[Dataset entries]
□ □ □

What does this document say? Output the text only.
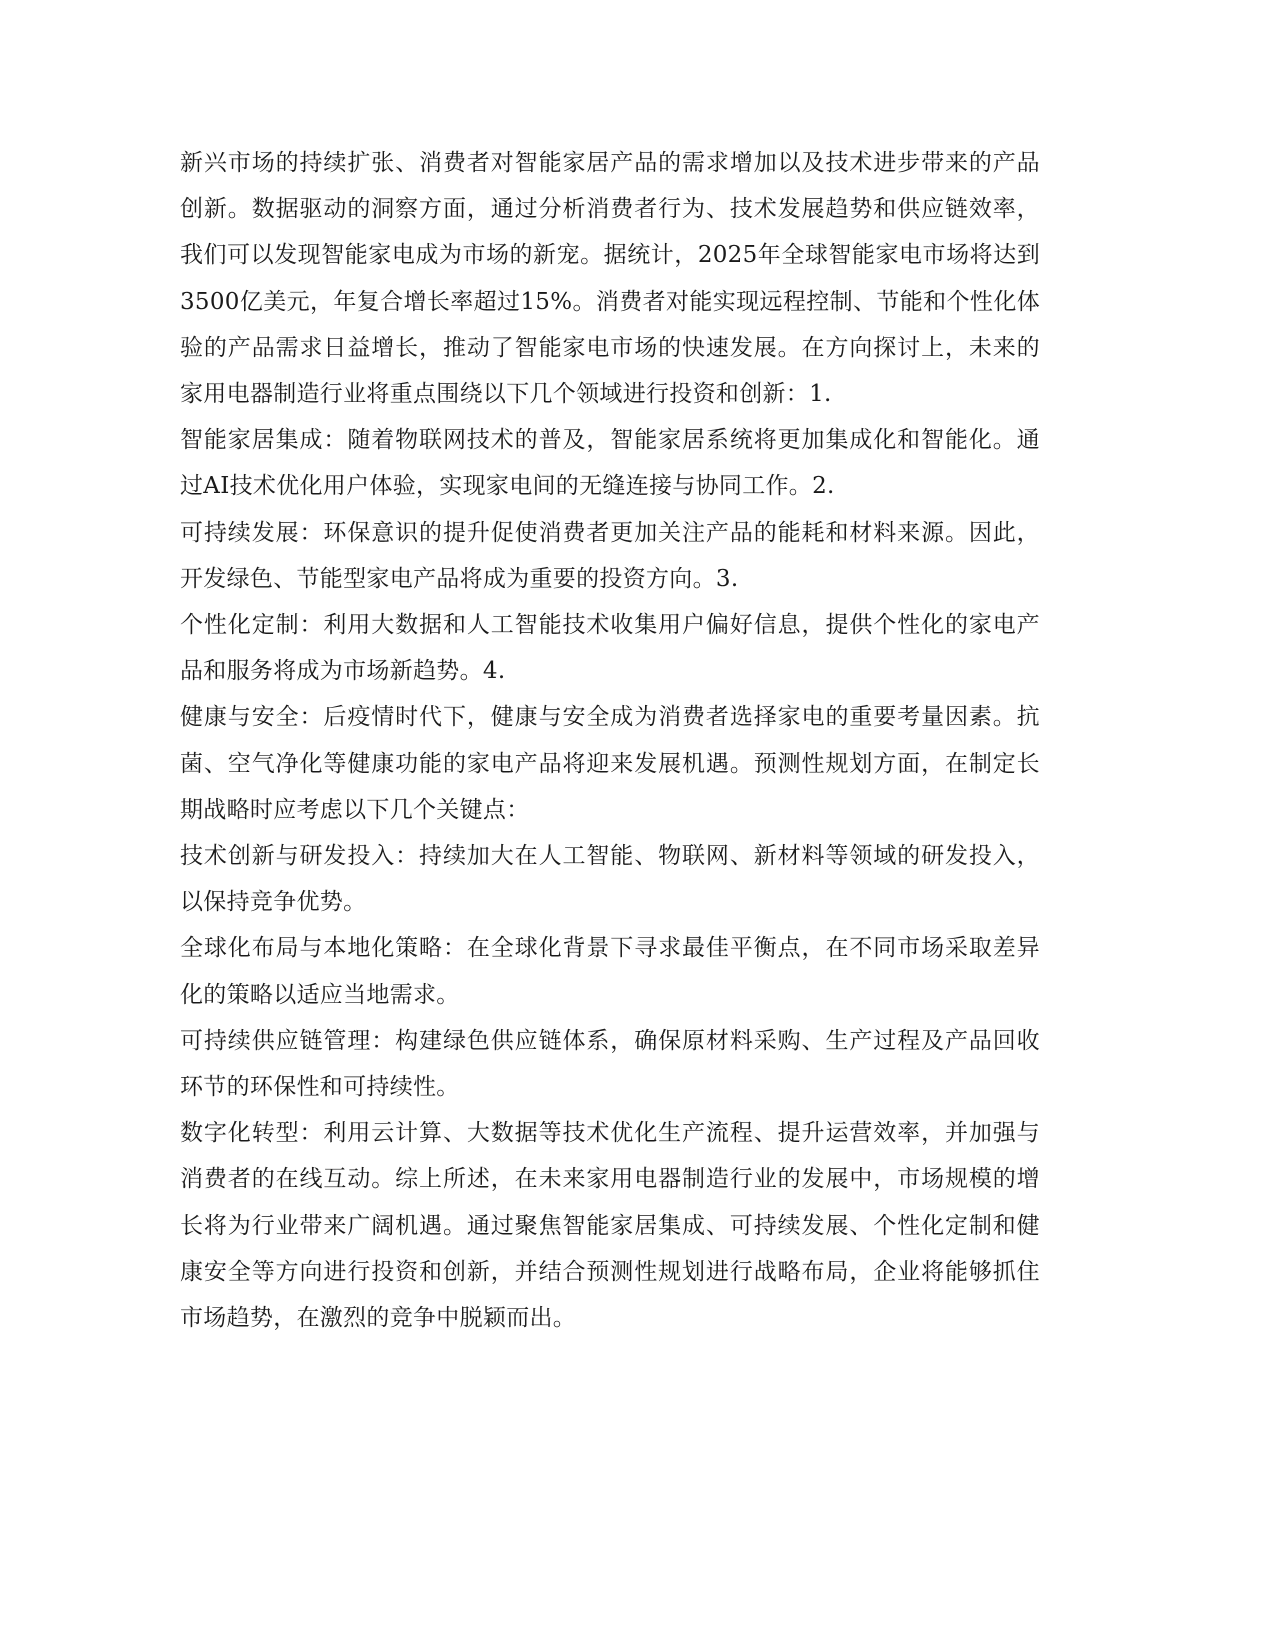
新兴市场的持续扩张、消费者对智能家居产品的需求增加以及技术进步带来的产品创新。数据驱动的洞察方面，通过分析消费者行为、技术发展趋势和供应链效率，我们可以发现智能家电成为市场的新宠。据统计，2025年全球智能家电市场将达到3500亿美元，年复合增长率超过15%。消费者对能实现远程控制、节能和个性化体验的产品需求日益增长，推动了智能家电市场的快速发展。在方向探讨上，未来的家用电器制造行业将重点围绕以下几个领域进行投资和创新：1.

智能家居集成：随着物联网技术的普及，智能家居系统将更加集成化和智能化。通过AI技术优化用户体验，实现家电间的无缝连接与协同工作。2.

可持续发展：环保意识的提升促使消费者更加关注产品的能耗和材料来源。因此，开发绿色、节能型家电产品将成为重要的投资方向。3.

个性化定制：利用大数据和人工智能技术收集用户偏好信息，提供个性化的家电产品和服务将成为市场新趋势。4.

健康与安全：后疫情时代下，健康与安全成为消费者选择家电的重要考量因素。抗菌、空气净化等健康功能的家电产品将迎来发展机遇。预测性规划方面，在制定长期战略时应考虑以下几个关键点：

技术创新与研发投入：持续加大在人工智能、物联网、新材料等领域的研发投入，以保持竞争优势。

全球化布局与本地化策略：在全球化背景下寻求最佳平衡点，在不同市场采取差异化的策略以适应当地需求。

可持续供应链管理：构建绿色供应链体系，确保原材料采购、生产过程及产品回收环节的环保性和可持续性。

数字化转型：利用云计算、大数据等技术优化生产流程、提升运营效率，并加强与消费者的在线互动。综上所述，在未来家用电器制造行业的发展中，市场规模的增长将为行业带来广阔机遇。通过聚焦智能家居集成、可持续发展、个性化定制和健康安全等方向进行投资和创新，并结合预测性规划进行战略布局，企业将能够抓住市场趋势，在激烈的竞争中脱颖而出。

□ □ □

THE PROBLEM: Pick out each line that holds the string "可持续发展".

EXERCISE ANSWER:
可持续发展：环保意识的提升促使消费者更加关注产品的能耗和材料来源。因此，开发绿色、节能型家电产品将成为重要的投资方向。3.
数字化转型：利用云计算、大数据等技术优化生产流程、提升运营效率，并加强与消费者的在线互动。综上所述，在未来家用电器制造行业的发展中，市场规模的增长将为行业带来广阔机遇。通过聚焦智能家居集成、可持续发展、个性化定制和健康安全等方向进行投资和创新，并结合预测性规划进行战略布局，企业将能够抓住市场趋势，在激烈的竞争中脱颖而出。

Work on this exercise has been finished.